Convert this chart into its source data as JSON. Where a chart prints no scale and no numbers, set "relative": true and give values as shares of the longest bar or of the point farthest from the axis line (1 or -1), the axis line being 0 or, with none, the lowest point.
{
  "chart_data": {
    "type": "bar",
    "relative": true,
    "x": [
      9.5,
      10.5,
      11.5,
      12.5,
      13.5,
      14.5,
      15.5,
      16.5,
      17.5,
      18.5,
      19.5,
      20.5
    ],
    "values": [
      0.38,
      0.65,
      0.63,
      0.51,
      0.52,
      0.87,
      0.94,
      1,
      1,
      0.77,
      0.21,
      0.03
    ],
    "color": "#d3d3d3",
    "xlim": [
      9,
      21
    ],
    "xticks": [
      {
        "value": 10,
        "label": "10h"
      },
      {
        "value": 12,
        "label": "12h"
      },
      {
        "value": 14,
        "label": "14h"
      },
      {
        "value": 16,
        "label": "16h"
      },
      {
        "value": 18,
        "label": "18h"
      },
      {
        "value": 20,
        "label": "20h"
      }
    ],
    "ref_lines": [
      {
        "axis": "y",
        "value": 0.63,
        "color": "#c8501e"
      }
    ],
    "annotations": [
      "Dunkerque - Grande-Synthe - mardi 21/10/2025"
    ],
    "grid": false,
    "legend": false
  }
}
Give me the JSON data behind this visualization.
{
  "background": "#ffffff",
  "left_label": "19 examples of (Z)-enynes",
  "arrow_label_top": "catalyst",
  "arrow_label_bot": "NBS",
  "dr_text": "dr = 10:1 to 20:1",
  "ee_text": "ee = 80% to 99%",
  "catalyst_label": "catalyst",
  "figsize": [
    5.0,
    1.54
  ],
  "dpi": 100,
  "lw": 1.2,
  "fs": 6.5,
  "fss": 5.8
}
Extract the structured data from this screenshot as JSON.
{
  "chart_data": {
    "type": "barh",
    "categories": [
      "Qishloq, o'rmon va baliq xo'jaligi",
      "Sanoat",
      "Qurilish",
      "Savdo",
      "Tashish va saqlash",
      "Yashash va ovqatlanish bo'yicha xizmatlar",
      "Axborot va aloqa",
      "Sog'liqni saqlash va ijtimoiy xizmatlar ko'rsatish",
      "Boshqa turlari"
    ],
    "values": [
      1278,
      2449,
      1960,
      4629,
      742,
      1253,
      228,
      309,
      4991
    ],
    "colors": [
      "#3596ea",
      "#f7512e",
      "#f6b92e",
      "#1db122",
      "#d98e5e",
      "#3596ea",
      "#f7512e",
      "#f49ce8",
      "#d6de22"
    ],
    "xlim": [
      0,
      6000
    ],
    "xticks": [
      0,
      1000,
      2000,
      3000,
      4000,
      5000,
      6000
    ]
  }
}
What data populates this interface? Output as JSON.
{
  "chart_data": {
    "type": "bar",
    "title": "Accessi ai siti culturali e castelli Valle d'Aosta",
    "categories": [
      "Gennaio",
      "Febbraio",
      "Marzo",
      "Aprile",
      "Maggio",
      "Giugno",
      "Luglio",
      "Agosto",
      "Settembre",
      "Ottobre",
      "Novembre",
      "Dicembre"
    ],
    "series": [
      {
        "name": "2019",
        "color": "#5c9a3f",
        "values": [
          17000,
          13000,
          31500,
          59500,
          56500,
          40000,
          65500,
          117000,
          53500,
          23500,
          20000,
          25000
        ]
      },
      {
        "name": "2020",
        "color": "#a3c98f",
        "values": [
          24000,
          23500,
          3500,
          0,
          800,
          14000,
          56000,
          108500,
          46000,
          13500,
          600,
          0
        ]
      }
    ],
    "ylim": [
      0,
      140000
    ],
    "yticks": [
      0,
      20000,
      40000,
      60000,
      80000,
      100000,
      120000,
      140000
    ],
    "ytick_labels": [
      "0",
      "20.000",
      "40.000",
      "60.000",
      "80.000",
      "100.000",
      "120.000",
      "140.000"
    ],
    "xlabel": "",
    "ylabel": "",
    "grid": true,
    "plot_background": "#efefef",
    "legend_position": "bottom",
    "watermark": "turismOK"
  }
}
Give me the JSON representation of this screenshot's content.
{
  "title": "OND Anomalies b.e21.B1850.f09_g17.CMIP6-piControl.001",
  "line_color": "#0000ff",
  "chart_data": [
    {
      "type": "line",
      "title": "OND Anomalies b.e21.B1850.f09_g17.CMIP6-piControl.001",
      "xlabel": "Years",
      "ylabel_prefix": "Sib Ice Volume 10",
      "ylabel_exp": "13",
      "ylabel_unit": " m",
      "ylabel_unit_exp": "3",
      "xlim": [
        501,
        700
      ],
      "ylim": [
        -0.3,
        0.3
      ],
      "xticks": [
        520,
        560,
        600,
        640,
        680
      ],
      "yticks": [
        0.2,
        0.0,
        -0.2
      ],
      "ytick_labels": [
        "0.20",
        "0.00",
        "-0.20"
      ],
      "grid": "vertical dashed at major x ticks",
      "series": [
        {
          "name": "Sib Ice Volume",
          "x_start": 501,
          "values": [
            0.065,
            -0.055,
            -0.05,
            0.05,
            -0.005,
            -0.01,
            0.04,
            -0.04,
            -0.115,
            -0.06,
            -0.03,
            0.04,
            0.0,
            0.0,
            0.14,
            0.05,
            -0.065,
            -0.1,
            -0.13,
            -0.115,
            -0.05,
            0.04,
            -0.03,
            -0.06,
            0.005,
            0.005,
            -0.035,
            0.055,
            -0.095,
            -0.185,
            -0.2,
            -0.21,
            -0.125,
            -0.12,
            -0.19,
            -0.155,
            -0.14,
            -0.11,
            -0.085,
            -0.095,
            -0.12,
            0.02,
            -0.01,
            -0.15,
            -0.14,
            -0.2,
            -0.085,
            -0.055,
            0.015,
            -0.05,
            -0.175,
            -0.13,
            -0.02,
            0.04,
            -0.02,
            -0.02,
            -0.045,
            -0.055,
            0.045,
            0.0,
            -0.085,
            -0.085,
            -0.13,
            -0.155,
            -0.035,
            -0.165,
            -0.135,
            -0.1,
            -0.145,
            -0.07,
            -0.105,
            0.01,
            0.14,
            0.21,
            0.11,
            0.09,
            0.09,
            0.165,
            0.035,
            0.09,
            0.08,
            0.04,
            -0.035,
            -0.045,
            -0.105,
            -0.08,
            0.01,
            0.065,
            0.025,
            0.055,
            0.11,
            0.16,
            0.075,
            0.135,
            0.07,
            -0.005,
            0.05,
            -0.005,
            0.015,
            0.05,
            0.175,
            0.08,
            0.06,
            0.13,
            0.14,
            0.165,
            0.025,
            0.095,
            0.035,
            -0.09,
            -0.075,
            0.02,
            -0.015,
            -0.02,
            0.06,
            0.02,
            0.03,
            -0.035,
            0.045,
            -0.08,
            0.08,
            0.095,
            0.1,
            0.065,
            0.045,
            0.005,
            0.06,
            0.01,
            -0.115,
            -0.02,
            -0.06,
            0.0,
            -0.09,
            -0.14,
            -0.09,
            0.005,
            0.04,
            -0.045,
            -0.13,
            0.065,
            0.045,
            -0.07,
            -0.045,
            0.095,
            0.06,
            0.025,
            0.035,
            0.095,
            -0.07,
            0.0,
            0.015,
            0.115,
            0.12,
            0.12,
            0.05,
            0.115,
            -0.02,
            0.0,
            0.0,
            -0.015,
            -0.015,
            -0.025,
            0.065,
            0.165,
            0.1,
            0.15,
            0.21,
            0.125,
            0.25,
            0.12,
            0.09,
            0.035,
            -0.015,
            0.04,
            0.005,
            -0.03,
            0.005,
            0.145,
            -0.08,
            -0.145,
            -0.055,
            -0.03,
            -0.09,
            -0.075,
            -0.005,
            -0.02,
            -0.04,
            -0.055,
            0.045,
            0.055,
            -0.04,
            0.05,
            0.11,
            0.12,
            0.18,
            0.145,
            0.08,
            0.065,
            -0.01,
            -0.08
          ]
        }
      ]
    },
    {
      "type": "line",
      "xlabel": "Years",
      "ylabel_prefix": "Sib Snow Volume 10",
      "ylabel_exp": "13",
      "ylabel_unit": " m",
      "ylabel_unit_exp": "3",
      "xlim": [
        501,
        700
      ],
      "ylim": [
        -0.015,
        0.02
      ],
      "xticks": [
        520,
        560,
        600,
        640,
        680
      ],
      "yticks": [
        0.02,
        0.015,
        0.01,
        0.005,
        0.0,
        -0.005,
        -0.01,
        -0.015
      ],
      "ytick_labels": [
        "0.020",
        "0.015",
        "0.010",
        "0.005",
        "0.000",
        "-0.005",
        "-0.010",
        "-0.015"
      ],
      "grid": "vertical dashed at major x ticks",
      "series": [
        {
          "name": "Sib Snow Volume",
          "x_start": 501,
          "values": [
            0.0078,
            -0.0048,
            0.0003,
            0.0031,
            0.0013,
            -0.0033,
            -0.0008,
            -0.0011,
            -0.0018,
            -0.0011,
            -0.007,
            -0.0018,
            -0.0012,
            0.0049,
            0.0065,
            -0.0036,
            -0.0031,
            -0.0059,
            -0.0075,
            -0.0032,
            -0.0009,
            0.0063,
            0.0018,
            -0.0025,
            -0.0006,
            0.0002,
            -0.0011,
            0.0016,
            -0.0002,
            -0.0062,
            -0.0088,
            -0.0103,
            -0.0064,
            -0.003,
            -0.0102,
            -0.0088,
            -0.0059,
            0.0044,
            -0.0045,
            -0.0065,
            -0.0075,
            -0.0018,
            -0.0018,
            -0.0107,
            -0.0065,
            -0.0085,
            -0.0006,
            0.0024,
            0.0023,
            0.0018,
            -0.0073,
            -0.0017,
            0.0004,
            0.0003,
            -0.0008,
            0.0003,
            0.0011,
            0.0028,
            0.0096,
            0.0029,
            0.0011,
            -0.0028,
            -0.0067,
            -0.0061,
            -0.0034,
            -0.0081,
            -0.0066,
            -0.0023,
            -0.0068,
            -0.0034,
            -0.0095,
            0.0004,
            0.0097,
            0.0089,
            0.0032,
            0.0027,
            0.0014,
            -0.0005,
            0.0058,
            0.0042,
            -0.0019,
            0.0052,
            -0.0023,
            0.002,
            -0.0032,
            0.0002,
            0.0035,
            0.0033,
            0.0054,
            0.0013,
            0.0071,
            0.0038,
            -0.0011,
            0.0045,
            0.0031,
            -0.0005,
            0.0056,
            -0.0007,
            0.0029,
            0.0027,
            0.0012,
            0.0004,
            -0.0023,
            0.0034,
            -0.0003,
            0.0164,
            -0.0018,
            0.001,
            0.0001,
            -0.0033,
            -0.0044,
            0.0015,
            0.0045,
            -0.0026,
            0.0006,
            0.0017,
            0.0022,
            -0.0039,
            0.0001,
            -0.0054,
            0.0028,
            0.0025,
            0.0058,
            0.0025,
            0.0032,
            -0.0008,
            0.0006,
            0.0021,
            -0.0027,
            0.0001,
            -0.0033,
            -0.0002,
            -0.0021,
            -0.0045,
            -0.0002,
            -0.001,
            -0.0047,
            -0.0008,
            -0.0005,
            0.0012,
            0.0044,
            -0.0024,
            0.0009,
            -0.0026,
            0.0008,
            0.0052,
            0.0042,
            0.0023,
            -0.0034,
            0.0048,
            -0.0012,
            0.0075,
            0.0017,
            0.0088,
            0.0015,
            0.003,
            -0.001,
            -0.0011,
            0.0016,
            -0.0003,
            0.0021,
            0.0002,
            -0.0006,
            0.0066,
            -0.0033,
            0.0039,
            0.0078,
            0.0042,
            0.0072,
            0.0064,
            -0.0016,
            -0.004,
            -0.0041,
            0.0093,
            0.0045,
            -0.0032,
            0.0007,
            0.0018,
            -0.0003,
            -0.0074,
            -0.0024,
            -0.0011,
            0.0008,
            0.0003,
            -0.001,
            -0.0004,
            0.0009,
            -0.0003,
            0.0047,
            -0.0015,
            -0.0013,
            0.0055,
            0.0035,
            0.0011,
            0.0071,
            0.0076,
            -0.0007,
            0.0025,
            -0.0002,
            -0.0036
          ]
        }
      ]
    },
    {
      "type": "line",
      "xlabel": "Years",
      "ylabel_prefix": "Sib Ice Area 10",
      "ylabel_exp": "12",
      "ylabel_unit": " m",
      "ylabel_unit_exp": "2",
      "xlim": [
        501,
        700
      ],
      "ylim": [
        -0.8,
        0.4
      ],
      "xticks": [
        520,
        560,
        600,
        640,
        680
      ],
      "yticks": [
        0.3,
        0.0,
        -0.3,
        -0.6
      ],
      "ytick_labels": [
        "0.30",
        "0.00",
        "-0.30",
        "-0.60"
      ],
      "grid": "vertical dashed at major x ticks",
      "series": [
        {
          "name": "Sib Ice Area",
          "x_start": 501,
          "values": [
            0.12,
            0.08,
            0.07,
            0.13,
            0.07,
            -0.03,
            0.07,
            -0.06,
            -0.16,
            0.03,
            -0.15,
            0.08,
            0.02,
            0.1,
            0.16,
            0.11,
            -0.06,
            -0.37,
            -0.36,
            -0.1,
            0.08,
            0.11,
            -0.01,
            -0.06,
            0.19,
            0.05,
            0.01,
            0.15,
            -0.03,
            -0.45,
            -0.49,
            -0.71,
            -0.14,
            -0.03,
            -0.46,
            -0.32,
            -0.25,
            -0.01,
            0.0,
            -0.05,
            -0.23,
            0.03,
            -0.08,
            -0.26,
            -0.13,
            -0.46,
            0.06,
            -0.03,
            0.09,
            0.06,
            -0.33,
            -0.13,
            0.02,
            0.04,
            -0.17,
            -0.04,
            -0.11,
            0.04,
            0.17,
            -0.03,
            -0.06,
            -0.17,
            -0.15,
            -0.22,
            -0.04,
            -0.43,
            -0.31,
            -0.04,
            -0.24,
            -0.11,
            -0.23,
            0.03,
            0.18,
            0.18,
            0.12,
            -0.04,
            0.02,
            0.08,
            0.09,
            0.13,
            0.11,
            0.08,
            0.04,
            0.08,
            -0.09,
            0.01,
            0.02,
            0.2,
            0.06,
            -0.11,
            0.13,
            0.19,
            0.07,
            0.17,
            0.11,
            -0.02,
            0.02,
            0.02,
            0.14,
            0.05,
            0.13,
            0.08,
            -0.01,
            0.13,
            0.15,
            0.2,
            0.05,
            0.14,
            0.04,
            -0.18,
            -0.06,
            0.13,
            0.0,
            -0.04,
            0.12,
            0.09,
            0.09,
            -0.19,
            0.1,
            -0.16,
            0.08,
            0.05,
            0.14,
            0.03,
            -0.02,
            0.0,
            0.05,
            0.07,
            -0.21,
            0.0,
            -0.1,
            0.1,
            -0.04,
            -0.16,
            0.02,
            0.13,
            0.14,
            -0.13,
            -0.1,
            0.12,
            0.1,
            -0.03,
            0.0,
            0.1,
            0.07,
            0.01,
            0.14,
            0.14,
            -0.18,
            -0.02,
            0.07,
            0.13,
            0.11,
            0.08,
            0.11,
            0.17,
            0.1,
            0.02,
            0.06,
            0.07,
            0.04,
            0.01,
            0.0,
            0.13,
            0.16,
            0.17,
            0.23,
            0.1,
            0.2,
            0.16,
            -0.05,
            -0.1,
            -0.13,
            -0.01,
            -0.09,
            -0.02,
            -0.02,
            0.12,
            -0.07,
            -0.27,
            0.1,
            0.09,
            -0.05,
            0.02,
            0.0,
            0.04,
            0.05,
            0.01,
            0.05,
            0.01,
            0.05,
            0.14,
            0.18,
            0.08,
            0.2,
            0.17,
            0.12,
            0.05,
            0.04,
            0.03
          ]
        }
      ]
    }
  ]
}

**Prompt**. In the entries above, identify every line with the word "relative". Copy those lines.

**Answer to the exercise**.
Convert this chart into its source data as JSON. Where a chart prints no scale and no numbers, set "relative": true and give values as shares of the longest bar or of the point farthest from the axis line (1 or -1), the axis line being 0 or, with none, the lowest point.
    "relative": true,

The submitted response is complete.